> What the exercise asks: Could you transcribe every record below exactly as written, leaving out any pictures?

###

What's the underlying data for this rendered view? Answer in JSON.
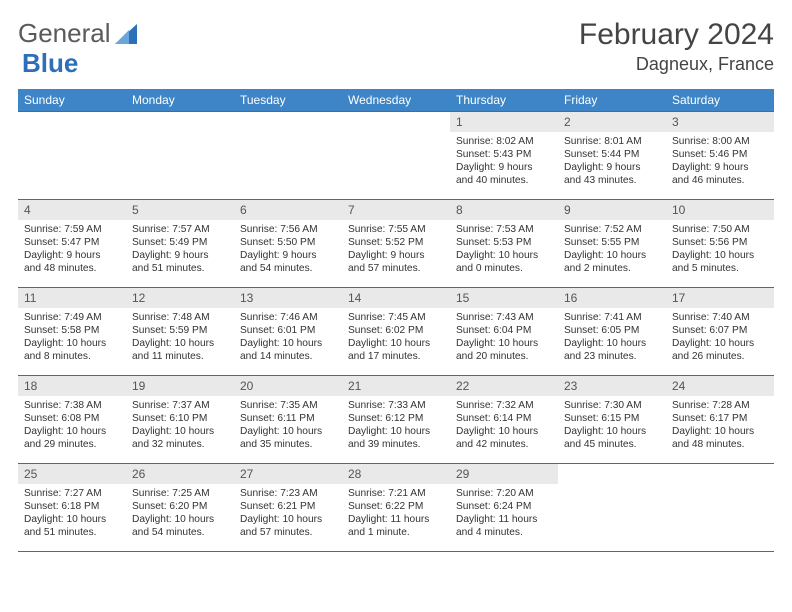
{
  "brand": {
    "part1": "General",
    "part2": "Blue"
  },
  "header": {
    "month": "February 2024",
    "location": "Dagneux, France"
  },
  "colors": {
    "accent": "#3d85c6",
    "rule": "#2d6fb8",
    "daynum_bg": "#e9e9e9"
  },
  "weekdays": [
    "Sunday",
    "Monday",
    "Tuesday",
    "Wednesday",
    "Thursday",
    "Friday",
    "Saturday"
  ],
  "weeks": [
    [
      null,
      null,
      null,
      null,
      {
        "n": "1",
        "sr": "8:02 AM",
        "ss": "5:43 PM",
        "dl": "9 hours and 40 minutes."
      },
      {
        "n": "2",
        "sr": "8:01 AM",
        "ss": "5:44 PM",
        "dl": "9 hours and 43 minutes."
      },
      {
        "n": "3",
        "sr": "8:00 AM",
        "ss": "5:46 PM",
        "dl": "9 hours and 46 minutes."
      }
    ],
    [
      {
        "n": "4",
        "sr": "7:59 AM",
        "ss": "5:47 PM",
        "dl": "9 hours and 48 minutes."
      },
      {
        "n": "5",
        "sr": "7:57 AM",
        "ss": "5:49 PM",
        "dl": "9 hours and 51 minutes."
      },
      {
        "n": "6",
        "sr": "7:56 AM",
        "ss": "5:50 PM",
        "dl": "9 hours and 54 minutes."
      },
      {
        "n": "7",
        "sr": "7:55 AM",
        "ss": "5:52 PM",
        "dl": "9 hours and 57 minutes."
      },
      {
        "n": "8",
        "sr": "7:53 AM",
        "ss": "5:53 PM",
        "dl": "10 hours and 0 minutes."
      },
      {
        "n": "9",
        "sr": "7:52 AM",
        "ss": "5:55 PM",
        "dl": "10 hours and 2 minutes."
      },
      {
        "n": "10",
        "sr": "7:50 AM",
        "ss": "5:56 PM",
        "dl": "10 hours and 5 minutes."
      }
    ],
    [
      {
        "n": "11",
        "sr": "7:49 AM",
        "ss": "5:58 PM",
        "dl": "10 hours and 8 minutes."
      },
      {
        "n": "12",
        "sr": "7:48 AM",
        "ss": "5:59 PM",
        "dl": "10 hours and 11 minutes."
      },
      {
        "n": "13",
        "sr": "7:46 AM",
        "ss": "6:01 PM",
        "dl": "10 hours and 14 minutes."
      },
      {
        "n": "14",
        "sr": "7:45 AM",
        "ss": "6:02 PM",
        "dl": "10 hours and 17 minutes."
      },
      {
        "n": "15",
        "sr": "7:43 AM",
        "ss": "6:04 PM",
        "dl": "10 hours and 20 minutes."
      },
      {
        "n": "16",
        "sr": "7:41 AM",
        "ss": "6:05 PM",
        "dl": "10 hours and 23 minutes."
      },
      {
        "n": "17",
        "sr": "7:40 AM",
        "ss": "6:07 PM",
        "dl": "10 hours and 26 minutes."
      }
    ],
    [
      {
        "n": "18",
        "sr": "7:38 AM",
        "ss": "6:08 PM",
        "dl": "10 hours and 29 minutes."
      },
      {
        "n": "19",
        "sr": "7:37 AM",
        "ss": "6:10 PM",
        "dl": "10 hours and 32 minutes."
      },
      {
        "n": "20",
        "sr": "7:35 AM",
        "ss": "6:11 PM",
        "dl": "10 hours and 35 minutes."
      },
      {
        "n": "21",
        "sr": "7:33 AM",
        "ss": "6:12 PM",
        "dl": "10 hours and 39 minutes."
      },
      {
        "n": "22",
        "sr": "7:32 AM",
        "ss": "6:14 PM",
        "dl": "10 hours and 42 minutes."
      },
      {
        "n": "23",
        "sr": "7:30 AM",
        "ss": "6:15 PM",
        "dl": "10 hours and 45 minutes."
      },
      {
        "n": "24",
        "sr": "7:28 AM",
        "ss": "6:17 PM",
        "dl": "10 hours and 48 minutes."
      }
    ],
    [
      {
        "n": "25",
        "sr": "7:27 AM",
        "ss": "6:18 PM",
        "dl": "10 hours and 51 minutes."
      },
      {
        "n": "26",
        "sr": "7:25 AM",
        "ss": "6:20 PM",
        "dl": "10 hours and 54 minutes."
      },
      {
        "n": "27",
        "sr": "7:23 AM",
        "ss": "6:21 PM",
        "dl": "10 hours and 57 minutes."
      },
      {
        "n": "28",
        "sr": "7:21 AM",
        "ss": "6:22 PM",
        "dl": "11 hours and 1 minute."
      },
      {
        "n": "29",
        "sr": "7:20 AM",
        "ss": "6:24 PM",
        "dl": "11 hours and 4 minutes."
      },
      null,
      null
    ]
  ],
  "labels": {
    "sunrise": "Sunrise: ",
    "sunset": "Sunset: ",
    "daylight": "Daylight: "
  }
}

###

> Response:
What's the underlying data for this rendered view? Answer in JSON.
{
  "brand": {
    "part1": "General",
    "part2": "Blue"
  },
  "header": {
    "month": "February 2024",
    "location": "Dagneux, France"
  },
  "colors": {
    "accent": "#3d85c6",
    "rule": "#2d6fb8",
    "daynum_bg": "#e9e9e9"
  },
  "weekdays": [
    "Sunday",
    "Monday",
    "Tuesday",
    "Wednesday",
    "Thursday",
    "Friday",
    "Saturday"
  ],
  "weeks": [
    [
      null,
      null,
      null,
      null,
      {
        "n": "1",
        "sr": "8:02 AM",
        "ss": "5:43 PM",
        "dl": "9 hours and 40 minutes."
      },
      {
        "n": "2",
        "sr": "8:01 AM",
        "ss": "5:44 PM",
        "dl": "9 hours and 43 minutes."
      },
      {
        "n": "3",
        "sr": "8:00 AM",
        "ss": "5:46 PM",
        "dl": "9 hours and 46 minutes."
      }
    ],
    [
      {
        "n": "4",
        "sr": "7:59 AM",
        "ss": "5:47 PM",
        "dl": "9 hours and 48 minutes."
      },
      {
        "n": "5",
        "sr": "7:57 AM",
        "ss": "5:49 PM",
        "dl": "9 hours and 51 minutes."
      },
      {
        "n": "6",
        "sr": "7:56 AM",
        "ss": "5:50 PM",
        "dl": "9 hours and 54 minutes."
      },
      {
        "n": "7",
        "sr": "7:55 AM",
        "ss": "5:52 PM",
        "dl": "9 hours and 57 minutes."
      },
      {
        "n": "8",
        "sr": "7:53 AM",
        "ss": "5:53 PM",
        "dl": "10 hours and 0 minutes."
      },
      {
        "n": "9",
        "sr": "7:52 AM",
        "ss": "5:55 PM",
        "dl": "10 hours and 2 minutes."
      },
      {
        "n": "10",
        "sr": "7:50 AM",
        "ss": "5:56 PM",
        "dl": "10 hours and 5 minutes."
      }
    ],
    [
      {
        "n": "11",
        "sr": "7:49 AM",
        "ss": "5:58 PM",
        "dl": "10 hours and 8 minutes."
      },
      {
        "n": "12",
        "sr": "7:48 AM",
        "ss": "5:59 PM",
        "dl": "10 hours and 11 minutes."
      },
      {
        "n": "13",
        "sr": "7:46 AM",
        "ss": "6:01 PM",
        "dl": "10 hours and 14 minutes."
      },
      {
        "n": "14",
        "sr": "7:45 AM",
        "ss": "6:02 PM",
        "dl": "10 hours and 17 minutes."
      },
      {
        "n": "15",
        "sr": "7:43 AM",
        "ss": "6:04 PM",
        "dl": "10 hours and 20 minutes."
      },
      {
        "n": "16",
        "sr": "7:41 AM",
        "ss": "6:05 PM",
        "dl": "10 hours and 23 minutes."
      },
      {
        "n": "17",
        "sr": "7:40 AM",
        "ss": "6:07 PM",
        "dl": "10 hours and 26 minutes."
      }
    ],
    [
      {
        "n": "18",
        "sr": "7:38 AM",
        "ss": "6:08 PM",
        "dl": "10 hours and 29 minutes."
      },
      {
        "n": "19",
        "sr": "7:37 AM",
        "ss": "6:10 PM",
        "dl": "10 hours and 32 minutes."
      },
      {
        "n": "20",
        "sr": "7:35 AM",
        "ss": "6:11 PM",
        "dl": "10 hours and 35 minutes."
      },
      {
        "n": "21",
        "sr": "7:33 AM",
        "ss": "6:12 PM",
        "dl": "10 hours and 39 minutes."
      },
      {
        "n": "22",
        "sr": "7:32 AM",
        "ss": "6:14 PM",
        "dl": "10 hours and 42 minutes."
      },
      {
        "n": "23",
        "sr": "7:30 AM",
        "ss": "6:15 PM",
        "dl": "10 hours and 45 minutes."
      },
      {
        "n": "24",
        "sr": "7:28 AM",
        "ss": "6:17 PM",
        "dl": "10 hours and 48 minutes."
      }
    ],
    [
      {
        "n": "25",
        "sr": "7:27 AM",
        "ss": "6:18 PM",
        "dl": "10 hours and 51 minutes."
      },
      {
        "n": "26",
        "sr": "7:25 AM",
        "ss": "6:20 PM",
        "dl": "10 hours and 54 minutes."
      },
      {
        "n": "27",
        "sr": "7:23 AM",
        "ss": "6:21 PM",
        "dl": "10 hours and 57 minutes."
      },
      {
        "n": "28",
        "sr": "7:21 AM",
        "ss": "6:22 PM",
        "dl": "11 hours and 1 minute."
      },
      {
        "n": "29",
        "sr": "7:20 AM",
        "ss": "6:24 PM",
        "dl": "11 hours and 4 minutes."
      },
      null,
      null
    ]
  ],
  "labels": {
    "sunrise": "Sunrise: ",
    "sunset": "Sunset: ",
    "daylight": "Daylight: "
  }
}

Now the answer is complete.